Exercise aim »
Here are some records; copy every line that holds the word "картинки".
>> start Extracted data
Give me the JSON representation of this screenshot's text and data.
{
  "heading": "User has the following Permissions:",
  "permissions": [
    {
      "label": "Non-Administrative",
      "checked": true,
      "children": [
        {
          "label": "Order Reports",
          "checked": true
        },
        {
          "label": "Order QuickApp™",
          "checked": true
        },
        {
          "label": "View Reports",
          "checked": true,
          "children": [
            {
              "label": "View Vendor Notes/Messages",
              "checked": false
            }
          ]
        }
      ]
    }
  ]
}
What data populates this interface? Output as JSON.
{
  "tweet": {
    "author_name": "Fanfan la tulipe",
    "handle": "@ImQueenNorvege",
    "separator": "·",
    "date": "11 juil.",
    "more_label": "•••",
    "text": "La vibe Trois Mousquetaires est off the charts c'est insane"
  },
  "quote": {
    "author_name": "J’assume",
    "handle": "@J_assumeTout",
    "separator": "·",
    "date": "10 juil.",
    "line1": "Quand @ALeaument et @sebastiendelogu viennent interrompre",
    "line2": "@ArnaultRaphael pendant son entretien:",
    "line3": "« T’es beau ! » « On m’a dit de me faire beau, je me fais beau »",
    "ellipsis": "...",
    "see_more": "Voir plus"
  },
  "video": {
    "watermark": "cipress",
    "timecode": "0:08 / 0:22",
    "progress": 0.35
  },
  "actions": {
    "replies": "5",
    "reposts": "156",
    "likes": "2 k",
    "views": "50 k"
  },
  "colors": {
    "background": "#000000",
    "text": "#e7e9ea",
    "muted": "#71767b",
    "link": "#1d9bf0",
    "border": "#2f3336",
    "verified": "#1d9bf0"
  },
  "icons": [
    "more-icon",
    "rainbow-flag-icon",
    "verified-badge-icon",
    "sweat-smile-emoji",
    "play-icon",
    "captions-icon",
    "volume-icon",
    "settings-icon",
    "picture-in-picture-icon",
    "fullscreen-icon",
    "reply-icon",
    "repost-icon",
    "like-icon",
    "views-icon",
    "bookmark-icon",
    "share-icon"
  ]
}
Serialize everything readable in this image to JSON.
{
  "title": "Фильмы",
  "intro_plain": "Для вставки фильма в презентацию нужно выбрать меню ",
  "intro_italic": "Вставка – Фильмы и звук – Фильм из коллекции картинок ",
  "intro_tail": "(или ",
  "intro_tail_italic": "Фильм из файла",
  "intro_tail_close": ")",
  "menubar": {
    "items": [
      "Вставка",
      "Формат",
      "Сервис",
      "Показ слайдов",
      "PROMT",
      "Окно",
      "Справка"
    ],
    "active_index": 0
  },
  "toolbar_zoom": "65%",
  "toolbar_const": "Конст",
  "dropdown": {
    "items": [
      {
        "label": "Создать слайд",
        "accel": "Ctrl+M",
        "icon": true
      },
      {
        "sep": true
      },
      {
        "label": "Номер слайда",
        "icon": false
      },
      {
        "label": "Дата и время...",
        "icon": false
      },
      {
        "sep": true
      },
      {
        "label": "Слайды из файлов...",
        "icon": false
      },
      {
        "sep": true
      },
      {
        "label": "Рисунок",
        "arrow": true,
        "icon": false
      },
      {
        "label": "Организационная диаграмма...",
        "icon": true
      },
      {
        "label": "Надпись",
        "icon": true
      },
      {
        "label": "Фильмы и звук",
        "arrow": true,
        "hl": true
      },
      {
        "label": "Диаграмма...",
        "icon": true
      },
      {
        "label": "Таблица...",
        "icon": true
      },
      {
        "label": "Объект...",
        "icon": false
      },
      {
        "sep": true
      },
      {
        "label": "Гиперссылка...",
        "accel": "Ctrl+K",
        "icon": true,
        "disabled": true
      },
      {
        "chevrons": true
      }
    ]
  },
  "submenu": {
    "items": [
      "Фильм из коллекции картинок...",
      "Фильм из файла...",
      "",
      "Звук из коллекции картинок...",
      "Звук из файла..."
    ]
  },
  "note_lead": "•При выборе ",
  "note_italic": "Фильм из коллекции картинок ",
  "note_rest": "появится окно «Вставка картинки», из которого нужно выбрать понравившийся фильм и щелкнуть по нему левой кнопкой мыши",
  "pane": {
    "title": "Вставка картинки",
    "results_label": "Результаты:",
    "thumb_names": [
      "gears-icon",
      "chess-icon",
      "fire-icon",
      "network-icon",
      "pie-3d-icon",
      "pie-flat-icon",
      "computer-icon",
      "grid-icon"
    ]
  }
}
>> end Extracted data
Written answer »
  "note_rest": "появится окно «Вставка картинки», из которого нужно выбрать понравившийся фильм и щелкнуть по нему левой кнопкой мыши",
    "title": "Вставка картинки",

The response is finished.